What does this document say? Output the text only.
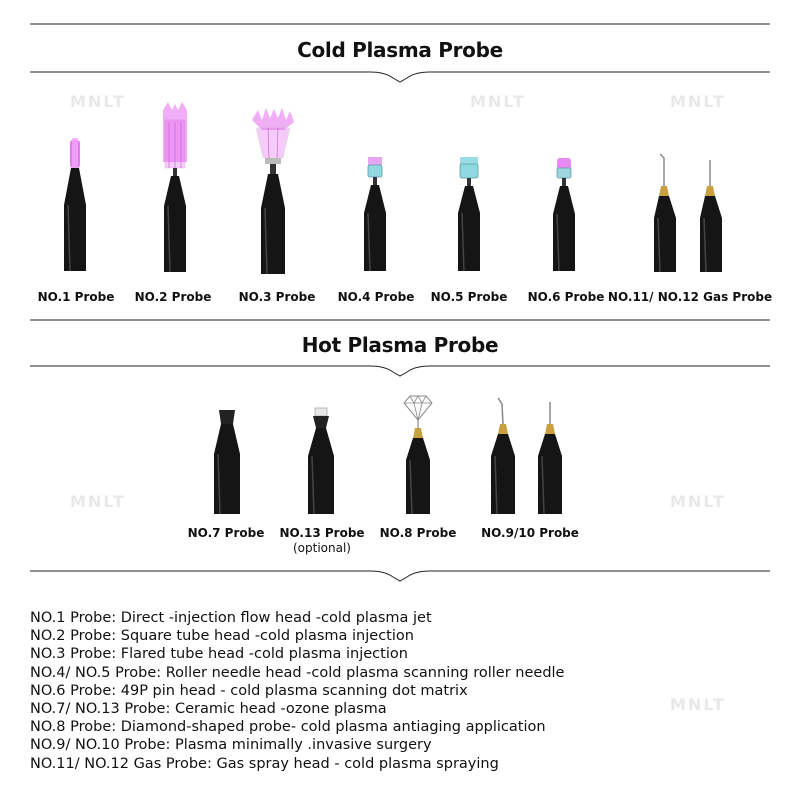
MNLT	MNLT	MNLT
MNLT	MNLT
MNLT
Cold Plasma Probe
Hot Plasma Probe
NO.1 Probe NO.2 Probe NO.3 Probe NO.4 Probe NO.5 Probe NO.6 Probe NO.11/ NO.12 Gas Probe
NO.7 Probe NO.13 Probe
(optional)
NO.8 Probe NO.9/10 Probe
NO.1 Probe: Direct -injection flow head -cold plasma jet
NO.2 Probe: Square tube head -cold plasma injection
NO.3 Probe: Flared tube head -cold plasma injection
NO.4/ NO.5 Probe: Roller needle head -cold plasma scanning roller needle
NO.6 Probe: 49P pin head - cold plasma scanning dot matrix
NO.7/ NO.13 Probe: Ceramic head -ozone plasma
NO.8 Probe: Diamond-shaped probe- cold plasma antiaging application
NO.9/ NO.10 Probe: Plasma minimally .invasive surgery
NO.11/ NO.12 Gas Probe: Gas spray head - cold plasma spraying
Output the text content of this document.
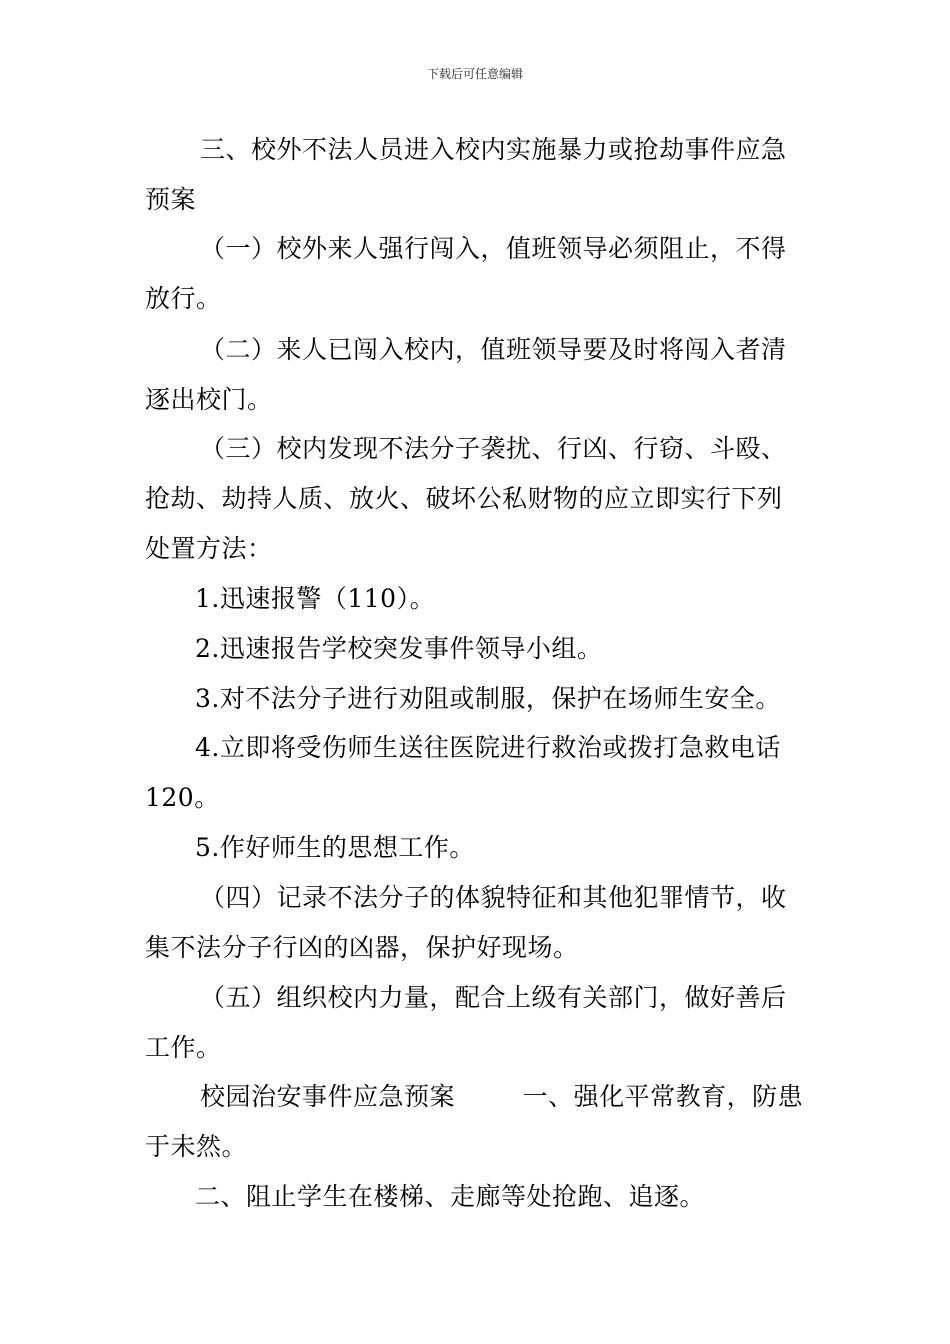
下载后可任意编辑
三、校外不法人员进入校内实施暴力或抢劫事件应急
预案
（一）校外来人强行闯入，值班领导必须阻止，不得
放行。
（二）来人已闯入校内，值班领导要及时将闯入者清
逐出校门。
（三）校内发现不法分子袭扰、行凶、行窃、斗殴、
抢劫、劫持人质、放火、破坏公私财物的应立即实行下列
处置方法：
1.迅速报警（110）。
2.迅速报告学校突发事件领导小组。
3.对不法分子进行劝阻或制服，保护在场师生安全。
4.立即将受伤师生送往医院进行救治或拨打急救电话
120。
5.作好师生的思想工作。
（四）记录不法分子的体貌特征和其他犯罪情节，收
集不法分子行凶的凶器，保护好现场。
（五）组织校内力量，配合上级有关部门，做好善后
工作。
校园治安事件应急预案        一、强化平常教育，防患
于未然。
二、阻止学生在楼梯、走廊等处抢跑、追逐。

• **Directive**: Generate a word-for-word copy of the preceding records, excluding all pictures.

• **Task answer**:
What does this document say? Output the text only.
MNLT	MNLT	MNLT
MNLT	MNLT
MNLT
Cold Plasma Probe
Hot Plasma Probe
NO.1 Probe NO.2 Probe NO.3 Probe NO.4 Probe NO.5 Probe NO.6 Probe NO.11/ NO.12 Gas Probe
NO.7 Probe NO.13 Probe
(optional)
NO.8 Probe NO.9/10 Probe
NO.1 Probe: Direct -injection flow head -cold plasma jet
NO.2 Probe: Square tube head -cold plasma injection
NO.3 Probe: Flared tube head -cold plasma injection
NO.4/ NO.5 Probe: Roller needle head -cold plasma scanning roller needle
NO.6 Probe: 49P pin head - cold plasma scanning dot matrix
NO.7/ NO.13 Probe: Ceramic head -ozone plasma
NO.8 Probe: Diamond-shaped probe- cold plasma antiaging application
NO.9/ NO.10 Probe: Plasma minimally .invasive surgery
NO.11/ NO.12 Gas Probe: Gas spray head - cold plasma spraying
Output the text content of this document.
下载后可任意编辑
三、校外不法人员进入校内实施暴力或抢劫事件应急
预案
（一）校外来人强行闯入，值班领导必须阻止，不得
放行。
（二）来人已闯入校内，值班领导要及时将闯入者清
逐出校门。
（三）校内发现不法分子袭扰、行凶、行窃、斗殴、
抢劫、劫持人质、放火、破坏公私财物的应立即实行下列
处置方法：
1.迅速报警（110）。
2.迅速报告学校突发事件领导小组。
3.对不法分子进行劝阻或制服，保护在场师生安全。
4.立即将受伤师生送往医院进行救治或拨打急救电话
120。
5.作好师生的思想工作。
（四）记录不法分子的体貌特征和其他犯罪情节，收
集不法分子行凶的凶器，保护好现场。
（五）组织校内力量，配合上级有关部门，做好善后
工作。
校园治安事件应急预案        一、强化平常教育，防患
于未然。
二、阻止学生在楼梯、走廊等处抢跑、追逐。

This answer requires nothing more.